======== Material provided ========

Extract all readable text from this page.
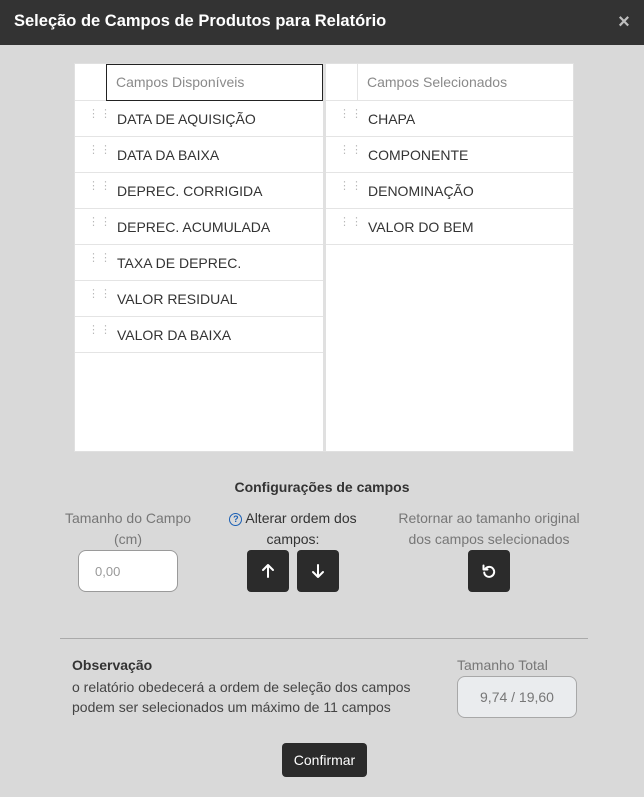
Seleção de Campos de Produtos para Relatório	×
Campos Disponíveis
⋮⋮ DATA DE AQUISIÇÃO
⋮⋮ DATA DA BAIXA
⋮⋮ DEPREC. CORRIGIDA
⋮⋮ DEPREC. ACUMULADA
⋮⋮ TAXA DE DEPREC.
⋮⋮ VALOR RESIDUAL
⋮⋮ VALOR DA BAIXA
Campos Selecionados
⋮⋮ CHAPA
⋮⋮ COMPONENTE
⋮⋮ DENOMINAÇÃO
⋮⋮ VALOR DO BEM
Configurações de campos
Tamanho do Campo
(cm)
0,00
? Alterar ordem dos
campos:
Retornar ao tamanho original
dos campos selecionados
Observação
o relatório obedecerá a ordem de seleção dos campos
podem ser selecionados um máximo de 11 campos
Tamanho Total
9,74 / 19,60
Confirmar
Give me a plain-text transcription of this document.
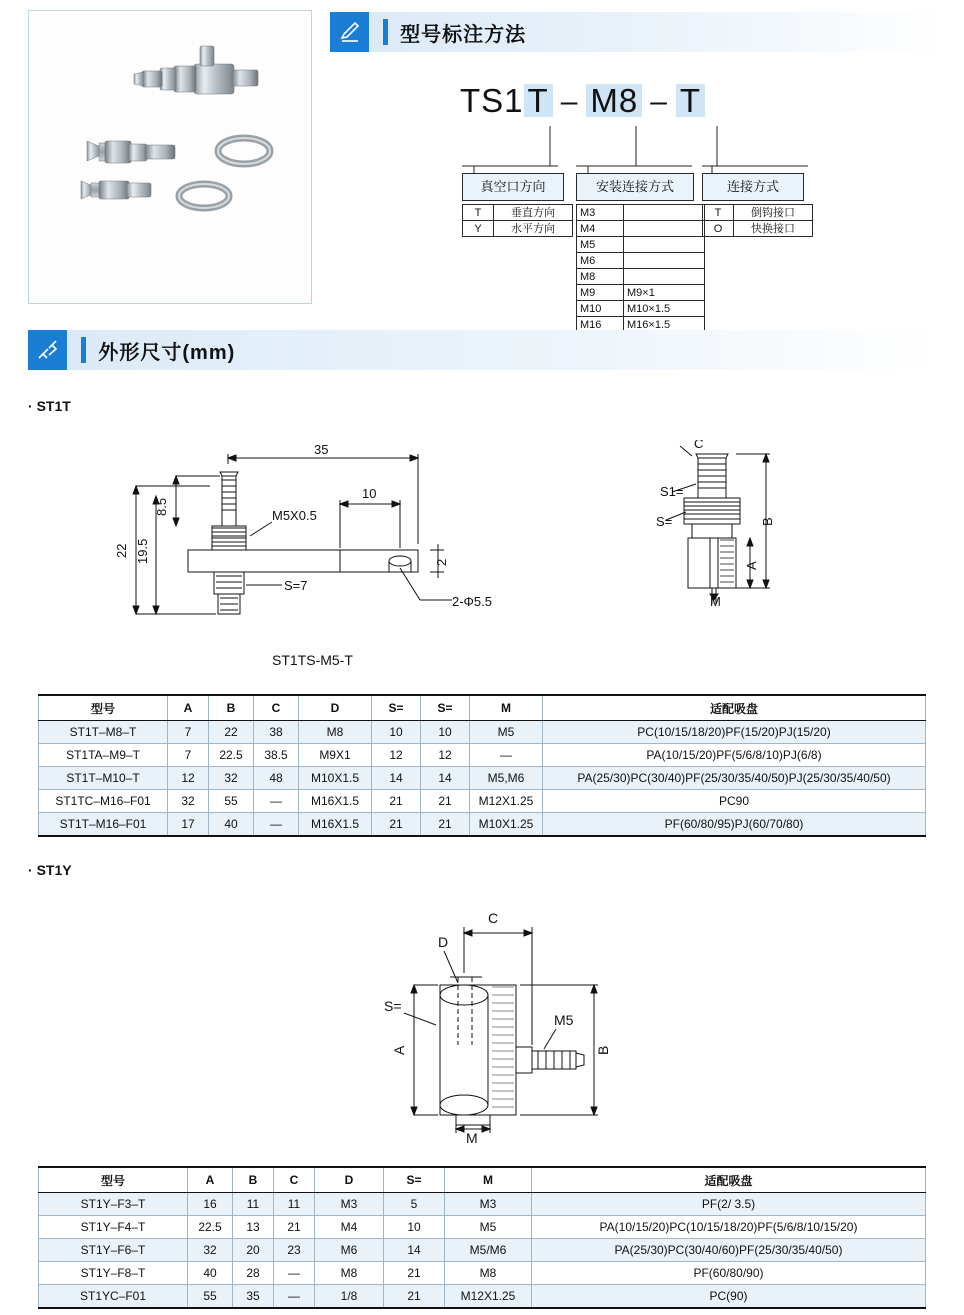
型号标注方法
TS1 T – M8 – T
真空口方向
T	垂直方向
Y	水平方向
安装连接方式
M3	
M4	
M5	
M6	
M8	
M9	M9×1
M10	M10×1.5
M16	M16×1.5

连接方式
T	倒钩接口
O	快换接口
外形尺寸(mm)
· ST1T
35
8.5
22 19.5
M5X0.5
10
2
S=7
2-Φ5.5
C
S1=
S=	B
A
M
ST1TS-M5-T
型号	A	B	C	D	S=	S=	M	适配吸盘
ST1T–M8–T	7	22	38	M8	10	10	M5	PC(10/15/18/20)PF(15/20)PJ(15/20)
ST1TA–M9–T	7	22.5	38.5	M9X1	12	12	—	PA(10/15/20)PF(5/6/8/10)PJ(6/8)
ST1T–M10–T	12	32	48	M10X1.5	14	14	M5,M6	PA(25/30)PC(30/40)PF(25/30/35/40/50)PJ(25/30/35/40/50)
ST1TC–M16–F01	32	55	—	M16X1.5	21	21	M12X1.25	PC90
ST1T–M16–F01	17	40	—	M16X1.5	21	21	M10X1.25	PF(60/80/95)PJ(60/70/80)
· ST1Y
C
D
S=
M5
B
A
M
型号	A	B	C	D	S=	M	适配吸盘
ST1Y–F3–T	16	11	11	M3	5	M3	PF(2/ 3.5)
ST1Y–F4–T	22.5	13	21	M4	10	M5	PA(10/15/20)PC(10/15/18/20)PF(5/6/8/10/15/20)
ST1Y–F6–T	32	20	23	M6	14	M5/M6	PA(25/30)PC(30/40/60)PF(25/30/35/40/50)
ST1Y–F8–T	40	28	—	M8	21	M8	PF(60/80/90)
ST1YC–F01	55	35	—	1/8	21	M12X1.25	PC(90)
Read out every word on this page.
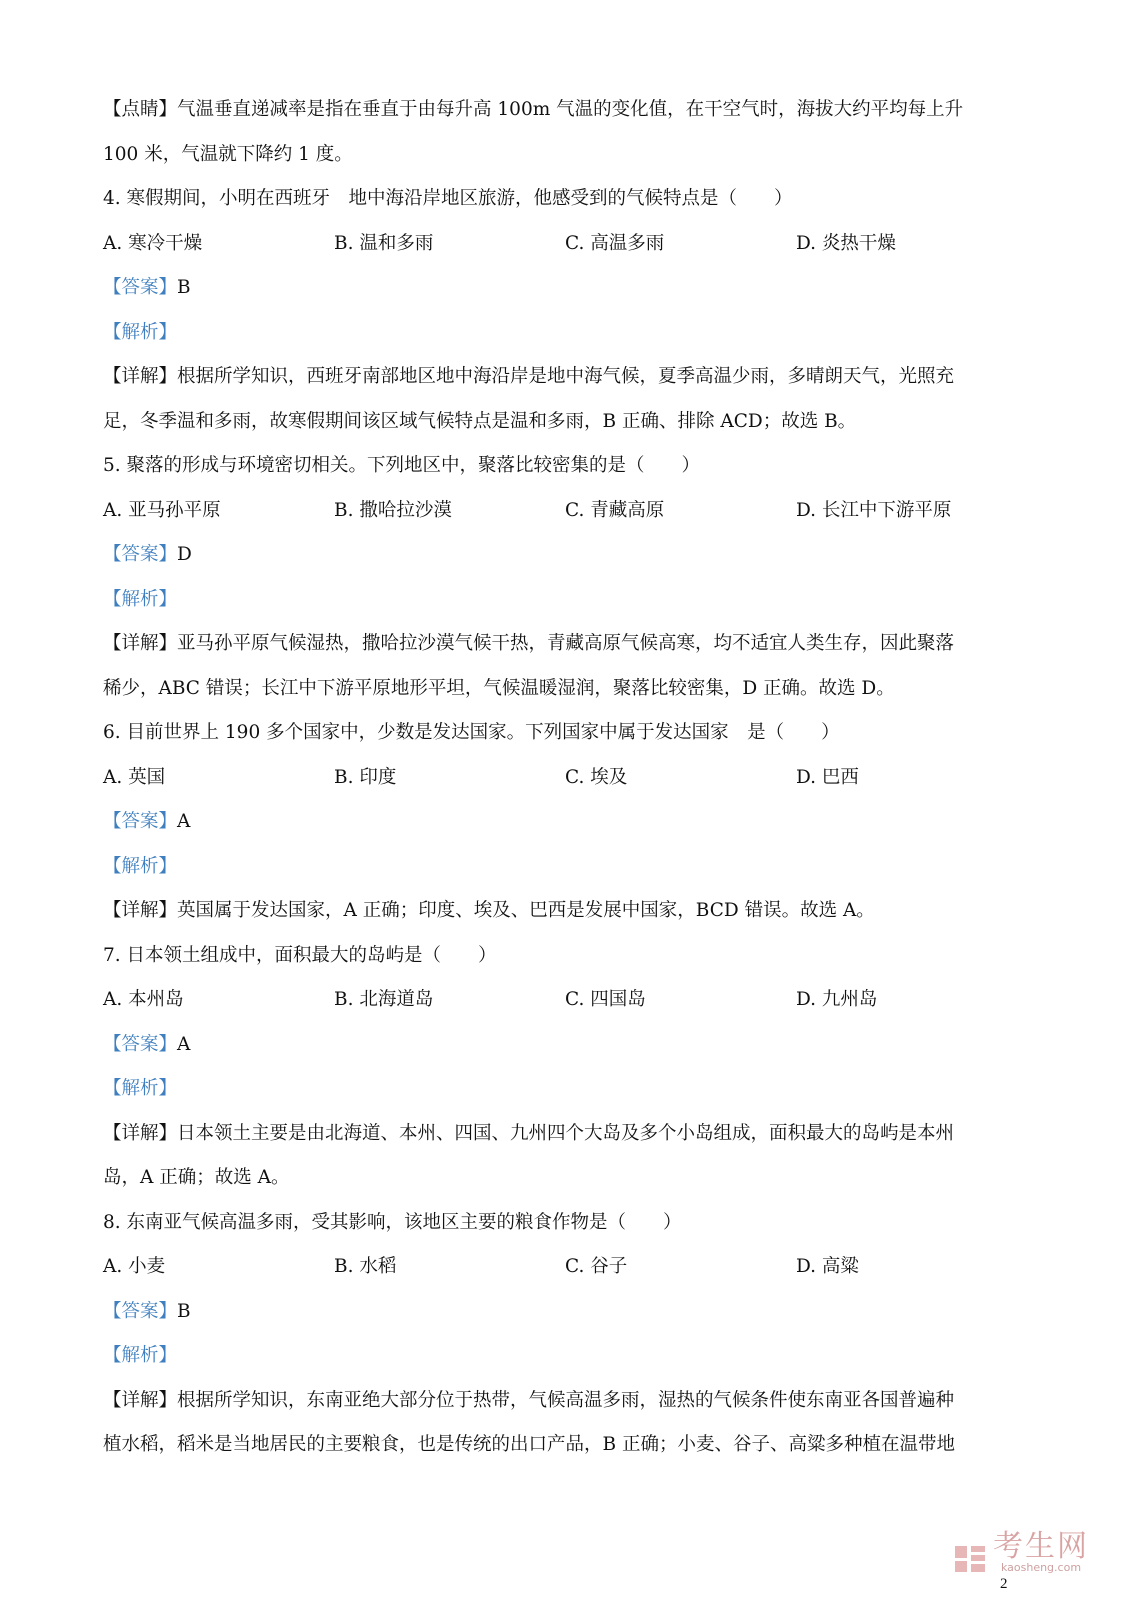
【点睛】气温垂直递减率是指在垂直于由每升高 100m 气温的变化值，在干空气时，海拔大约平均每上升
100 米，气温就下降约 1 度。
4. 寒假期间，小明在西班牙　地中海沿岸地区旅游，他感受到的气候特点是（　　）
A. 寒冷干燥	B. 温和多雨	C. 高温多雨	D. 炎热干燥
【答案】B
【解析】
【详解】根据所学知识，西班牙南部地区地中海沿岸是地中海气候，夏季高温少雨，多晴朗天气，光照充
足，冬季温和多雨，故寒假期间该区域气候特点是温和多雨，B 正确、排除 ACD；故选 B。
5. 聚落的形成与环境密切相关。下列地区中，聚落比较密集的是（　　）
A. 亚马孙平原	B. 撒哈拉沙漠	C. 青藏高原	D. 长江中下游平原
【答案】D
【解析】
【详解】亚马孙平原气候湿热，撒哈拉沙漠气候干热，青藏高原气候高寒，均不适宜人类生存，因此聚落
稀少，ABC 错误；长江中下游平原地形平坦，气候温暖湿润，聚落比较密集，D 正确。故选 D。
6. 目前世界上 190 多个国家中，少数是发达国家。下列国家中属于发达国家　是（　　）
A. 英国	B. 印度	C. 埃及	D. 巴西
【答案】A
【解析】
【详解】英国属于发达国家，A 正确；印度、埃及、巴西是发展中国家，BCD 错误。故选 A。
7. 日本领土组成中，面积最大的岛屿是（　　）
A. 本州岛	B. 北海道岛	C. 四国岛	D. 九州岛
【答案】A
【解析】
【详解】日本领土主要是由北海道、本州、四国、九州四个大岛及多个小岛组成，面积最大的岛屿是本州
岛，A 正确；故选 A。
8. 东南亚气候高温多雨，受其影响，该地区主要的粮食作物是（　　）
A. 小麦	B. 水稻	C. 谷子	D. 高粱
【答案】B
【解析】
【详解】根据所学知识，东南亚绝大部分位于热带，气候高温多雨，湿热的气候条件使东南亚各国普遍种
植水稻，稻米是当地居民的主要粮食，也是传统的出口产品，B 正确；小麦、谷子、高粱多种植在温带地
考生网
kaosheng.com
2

========

Work to complete. Repeat each entry exactly as given; no pictures belong in the copy.

Result for this task.
Extract all readable text from this page.
Seleção de Campos de Produtos para Relatório	×
Campos Disponíveis
⋮⋮ DATA DE AQUISIÇÃO
⋮⋮ DATA DA BAIXA
⋮⋮ DEPREC. CORRIGIDA
⋮⋮ DEPREC. ACUMULADA
⋮⋮ TAXA DE DEPREC.
⋮⋮ VALOR RESIDUAL
⋮⋮ VALOR DA BAIXA
Campos Selecionados
⋮⋮ CHAPA
⋮⋮ COMPONENTE
⋮⋮ DENOMINAÇÃO
⋮⋮ VALOR DO BEM
Configurações de campos
Tamanho do Campo
(cm)
0,00
? Alterar ordem dos
campos:
Retornar ao tamanho original
dos campos selecionados
Observação
o relatório obedecerá a ordem de seleção dos campos
podem ser selecionados um máximo de 11 campos
Tamanho Total
9,74 / 19,60
Confirmar
Give me a plain-text transcription of this document.
型号标注方法
TS1 T – M8 – T
真空口方向
T	垂直方向
Y	水平方向
安装连接方式
M3	
M4	
M5	
M6	
M8	
M9	M9×1
M10	M10×1.5
M16	M16×1.5

连接方式
T	倒钩接口
O	快换接口
外形尺寸(mm)
· ST1T
35
8.5
22 19.5
M5X0.5
10
2
S=7
2-Φ5.5
C
S1=
S=	B
A
M
ST1TS-M5-T
型号	A	B	C	D	S=	S=	M	适配吸盘
ST1T–M8–T	7	22	38	M8	10	10	M5	PC(10/15/18/20)PF(15/20)PJ(15/20)
ST1TA–M9–T	7	22.5	38.5	M9X1	12	12	—	PA(10/15/20)PF(5/6/8/10)PJ(6/8)
ST1T–M10–T	12	32	48	M10X1.5	14	14	M5,M6	PA(25/30)PC(30/40)PF(25/30/35/40/50)PJ(25/30/35/40/50)
ST1TC–M16–F01	32	55	—	M16X1.5	21	21	M12X1.25	PC90
ST1T–M16–F01	17	40	—	M16X1.5	21	21	M10X1.25	PF(60/80/95)PJ(60/70/80)
· ST1Y
C
D
S=
M5
B
A
M
型号	A	B	C	D	S=	M	适配吸盘
ST1Y–F3–T	16	11	11	M3	5	M3	PF(2/ 3.5)
ST1Y–F4–T	22.5	13	21	M4	10	M5	PA(10/15/20)PC(10/15/18/20)PF(5/6/8/10/15/20)
ST1Y–F6–T	32	20	23	M6	14	M5/M6	PA(25/30)PC(30/40/60)PF(25/30/35/40/50)
ST1Y–F8–T	40	28	—	M8	21	M8	PF(60/80/90)
ST1YC–F01	55	35	—	1/8	21	M12X1.25	PC(90)
Read out every word on this page.
【点睛】气温垂直递减率是指在垂直于由每升高 100m 气温的变化值，在干空气时，海拔大约平均每上升
100 米，气温就下降约 1 度。
4. 寒假期间，小明在西班牙　地中海沿岸地区旅游，他感受到的气候特点是（　　）
A. 寒冷干燥	B. 温和多雨	C. 高温多雨	D. 炎热干燥
【答案】B
【解析】
【详解】根据所学知识，西班牙南部地区地中海沿岸是地中海气候，夏季高温少雨，多晴朗天气，光照充
足，冬季温和多雨，故寒假期间该区域气候特点是温和多雨，B 正确、排除 ACD；故选 B。
5. 聚落的形成与环境密切相关。下列地区中，聚落比较密集的是（　　）
A. 亚马孙平原	B. 撒哈拉沙漠	C. 青藏高原	D. 长江中下游平原
【答案】D
【解析】
【详解】亚马孙平原气候湿热，撒哈拉沙漠气候干热，青藏高原气候高寒，均不适宜人类生存，因此聚落
稀少，ABC 错误；长江中下游平原地形平坦，气候温暖湿润，聚落比较密集，D 正确。故选 D。
6. 目前世界上 190 多个国家中，少数是发达国家。下列国家中属于发达国家　是（　　）
A. 英国	B. 印度	C. 埃及	D. 巴西
【答案】A
【解析】
【详解】英国属于发达国家，A 正确；印度、埃及、巴西是发展中国家，BCD 错误。故选 A。
7. 日本领土组成中，面积最大的岛屿是（　　）
A. 本州岛	B. 北海道岛	C. 四国岛	D. 九州岛
【答案】A
【解析】
【详解】日本领土主要是由北海道、本州、四国、九州四个大岛及多个小岛组成，面积最大的岛屿是本州
岛，A 正确；故选 A。
8. 东南亚气候高温多雨，受其影响，该地区主要的粮食作物是（　　）
A. 小麦	B. 水稻	C. 谷子	D. 高粱
【答案】B
【解析】
【详解】根据所学知识，东南亚绝大部分位于热带，气候高温多雨，湿热的气候条件使东南亚各国普遍种
植水稻，稻米是当地居民的主要粮食，也是传统的出口产品，B 正确；小麦、谷子、高粱多种植在温带地
考生网
kaosheng.com
2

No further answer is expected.